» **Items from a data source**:
+++++

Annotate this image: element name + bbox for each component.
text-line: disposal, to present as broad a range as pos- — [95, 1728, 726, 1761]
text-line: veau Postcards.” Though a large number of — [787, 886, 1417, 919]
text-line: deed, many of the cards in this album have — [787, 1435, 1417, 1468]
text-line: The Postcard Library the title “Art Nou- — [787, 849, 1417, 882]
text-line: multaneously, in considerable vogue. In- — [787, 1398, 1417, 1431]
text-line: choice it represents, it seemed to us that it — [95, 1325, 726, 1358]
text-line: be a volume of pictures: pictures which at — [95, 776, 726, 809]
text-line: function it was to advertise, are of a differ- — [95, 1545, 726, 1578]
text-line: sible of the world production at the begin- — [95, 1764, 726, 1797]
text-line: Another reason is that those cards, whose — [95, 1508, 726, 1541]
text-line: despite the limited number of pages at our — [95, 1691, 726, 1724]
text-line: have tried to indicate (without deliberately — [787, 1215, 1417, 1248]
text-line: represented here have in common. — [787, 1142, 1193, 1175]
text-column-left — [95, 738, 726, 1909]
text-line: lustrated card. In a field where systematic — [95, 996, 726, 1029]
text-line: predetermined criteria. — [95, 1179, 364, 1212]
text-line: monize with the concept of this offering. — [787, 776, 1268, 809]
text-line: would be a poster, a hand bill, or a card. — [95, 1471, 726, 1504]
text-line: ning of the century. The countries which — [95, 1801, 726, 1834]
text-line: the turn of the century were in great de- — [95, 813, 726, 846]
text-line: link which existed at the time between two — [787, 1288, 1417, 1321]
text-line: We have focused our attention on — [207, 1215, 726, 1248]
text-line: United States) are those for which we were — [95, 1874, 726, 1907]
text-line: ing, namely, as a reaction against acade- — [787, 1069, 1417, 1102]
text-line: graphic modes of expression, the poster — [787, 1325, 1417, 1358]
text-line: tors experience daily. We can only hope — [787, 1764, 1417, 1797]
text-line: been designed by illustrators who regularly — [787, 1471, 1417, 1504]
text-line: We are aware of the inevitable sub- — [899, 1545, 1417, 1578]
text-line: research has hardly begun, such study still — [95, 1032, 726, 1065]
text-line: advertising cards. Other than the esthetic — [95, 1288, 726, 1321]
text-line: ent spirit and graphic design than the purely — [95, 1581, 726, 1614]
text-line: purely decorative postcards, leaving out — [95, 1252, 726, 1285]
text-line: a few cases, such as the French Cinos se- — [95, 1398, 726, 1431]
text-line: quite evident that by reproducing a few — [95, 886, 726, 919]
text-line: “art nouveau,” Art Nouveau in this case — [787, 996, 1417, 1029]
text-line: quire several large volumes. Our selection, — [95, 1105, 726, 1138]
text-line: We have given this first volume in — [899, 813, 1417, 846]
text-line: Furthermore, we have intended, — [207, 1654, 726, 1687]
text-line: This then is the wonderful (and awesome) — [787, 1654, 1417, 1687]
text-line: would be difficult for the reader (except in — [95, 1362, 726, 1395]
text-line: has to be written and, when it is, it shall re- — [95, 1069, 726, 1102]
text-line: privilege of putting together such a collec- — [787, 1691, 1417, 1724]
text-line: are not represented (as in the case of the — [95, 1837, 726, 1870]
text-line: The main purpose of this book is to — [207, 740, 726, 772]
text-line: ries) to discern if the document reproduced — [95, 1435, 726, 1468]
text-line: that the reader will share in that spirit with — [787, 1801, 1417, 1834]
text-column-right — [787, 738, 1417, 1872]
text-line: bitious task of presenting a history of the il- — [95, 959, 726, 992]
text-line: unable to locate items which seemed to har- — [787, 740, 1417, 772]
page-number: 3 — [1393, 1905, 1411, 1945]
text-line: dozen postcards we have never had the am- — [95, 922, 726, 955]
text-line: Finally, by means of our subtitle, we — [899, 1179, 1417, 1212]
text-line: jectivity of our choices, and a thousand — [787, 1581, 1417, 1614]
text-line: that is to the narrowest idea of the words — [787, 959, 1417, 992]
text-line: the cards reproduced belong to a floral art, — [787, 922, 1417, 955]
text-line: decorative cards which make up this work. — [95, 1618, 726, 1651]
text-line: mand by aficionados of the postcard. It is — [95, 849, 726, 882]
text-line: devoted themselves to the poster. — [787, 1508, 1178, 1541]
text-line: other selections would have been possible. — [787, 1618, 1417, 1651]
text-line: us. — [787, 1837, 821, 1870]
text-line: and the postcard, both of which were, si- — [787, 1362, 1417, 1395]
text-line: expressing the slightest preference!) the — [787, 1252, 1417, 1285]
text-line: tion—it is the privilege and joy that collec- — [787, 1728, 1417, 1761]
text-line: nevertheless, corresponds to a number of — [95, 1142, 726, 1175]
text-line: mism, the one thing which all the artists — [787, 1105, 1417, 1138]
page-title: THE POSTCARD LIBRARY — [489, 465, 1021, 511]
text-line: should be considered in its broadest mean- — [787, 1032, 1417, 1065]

+++++

» **PROBLEM**:
Pull out every row above and copy each one without any changes.

» **RESPONSE FOR THIS EXERCISE**:
Annotate this image: element name + bbox for each component.
text-line: disposal, to present as broad a range as pos- — [95, 1728, 726, 1761]
text-line: veau Postcards.” Though a large number of — [787, 886, 1417, 919]
text-line: deed, many of the cards in this album have — [787, 1435, 1417, 1468]
text-line: The Postcard Library the title “Art Nou- — [787, 849, 1417, 882]
text-line: multaneously, in considerable vogue. In- — [787, 1398, 1417, 1431]
text-line: choice it represents, it seemed to us that it — [95, 1325, 726, 1358]
text-line: be a volume of pictures: pictures which at — [95, 776, 726, 809]
text-line: function it was to advertise, are of a differ- — [95, 1545, 726, 1578]
text-line: sible of the world production at the begin- — [95, 1764, 726, 1797]
text-line: Another reason is that those cards, whose — [95, 1508, 726, 1541]
text-line: despite the limited number of pages at our — [95, 1691, 726, 1724]
text-line: have tried to indicate (without deliberately — [787, 1215, 1417, 1248]
text-line: represented here have in common. — [787, 1142, 1193, 1175]
text-column-left — [95, 738, 726, 1909]
text-line: lustrated card. In a field where systematic — [95, 996, 726, 1029]
text-line: predetermined criteria. — [95, 1179, 364, 1212]
text-line: monize with the concept of this offering. — [787, 776, 1268, 809]
text-line: would be a poster, a hand bill, or a card. — [95, 1471, 726, 1504]
text-line: ning of the century. The countries which — [95, 1801, 726, 1834]
text-line: the turn of the century were in great de- — [95, 813, 726, 846]
text-line: link which existed at the time between two — [787, 1288, 1417, 1321]
text-line: We have focused our attention on — [207, 1215, 726, 1248]
text-line: United States) are those for which we were — [95, 1874, 726, 1907]
text-line: ing, namely, as a reaction against acade- — [787, 1069, 1417, 1102]
text-line: graphic modes of expression, the poster — [787, 1325, 1417, 1358]
text-line: tors experience daily. We can only hope — [787, 1764, 1417, 1797]
text-line: been designed by illustrators who regularly — [787, 1471, 1417, 1504]
text-line: We are aware of the inevitable sub- — [899, 1545, 1417, 1578]
text-line: research has hardly begun, such study still — [95, 1032, 726, 1065]
text-line: advertising cards. Other than the esthetic — [95, 1288, 726, 1321]
text-line: ent spirit and graphic design than the purely — [95, 1581, 726, 1614]
text-line: purely decorative postcards, leaving out — [95, 1252, 726, 1285]
text-line: a few cases, such as the French Cinos se- — [95, 1398, 726, 1431]
text-line: quite evident that by reproducing a few — [95, 886, 726, 919]
text-line: “art nouveau,” Art Nouveau in this case — [787, 996, 1417, 1029]
text-line: quire several large volumes. Our selection, — [95, 1105, 726, 1138]
text-line: We have given this first volume in — [899, 813, 1417, 846]
text-line: Furthermore, we have intended, — [207, 1654, 726, 1687]
text-line: This then is the wonderful (and awesome) — [787, 1654, 1417, 1687]
text-line: would be difficult for the reader (except in — [95, 1362, 726, 1395]
text-line: has to be written and, when it is, it shall re- — [95, 1069, 726, 1102]
text-line: privilege of putting together such a collec- — [787, 1691, 1417, 1724]
text-line: are not represented (as in the case of the — [95, 1837, 726, 1870]
text-line: The main purpose of this book is to — [207, 740, 726, 772]
text-line: ries) to discern if the document reproduced — [95, 1435, 726, 1468]
text-line: that the reader will share in that spirit with — [787, 1801, 1417, 1834]
text-column-right — [787, 738, 1417, 1872]
text-line: bitious task of presenting a history of the il- — [95, 959, 726, 992]
text-line: unable to locate items which seemed to har- — [787, 740, 1417, 772]
page-number: 3 — [1393, 1905, 1411, 1945]
text-line: dozen postcards we have never had the am- — [95, 922, 726, 955]
text-line: Finally, by means of our subtitle, we — [899, 1179, 1417, 1212]
text-line: jectivity of our choices, and a thousand — [787, 1581, 1417, 1614]
text-line: that is to the narrowest idea of the words — [787, 959, 1417, 992]
text-line: the cards reproduced belong to a floral art, — [787, 922, 1417, 955]
text-line: decorative cards which make up this work. — [95, 1618, 726, 1651]
text-line: mand by aficionados of the postcard. It is — [95, 849, 726, 882]
text-line: devoted themselves to the poster. — [787, 1508, 1178, 1541]
text-line: other selections would have been possible. — [787, 1618, 1417, 1651]
text-line: us. — [787, 1837, 821, 1870]
text-line: and the postcard, both of which were, si- — [787, 1362, 1417, 1395]
text-line: expressing the slightest preference!) the — [787, 1252, 1417, 1285]
text-line: tion—it is the privilege and joy that collec- — [787, 1728, 1417, 1761]
text-line: nevertheless, corresponds to a number of — [95, 1142, 726, 1175]
text-line: mism, the one thing which all the artists — [787, 1105, 1417, 1138]
page-title: THE POSTCARD LIBRARY — [489, 465, 1021, 511]
text-line: should be considered in its broadest mean- — [787, 1032, 1417, 1065]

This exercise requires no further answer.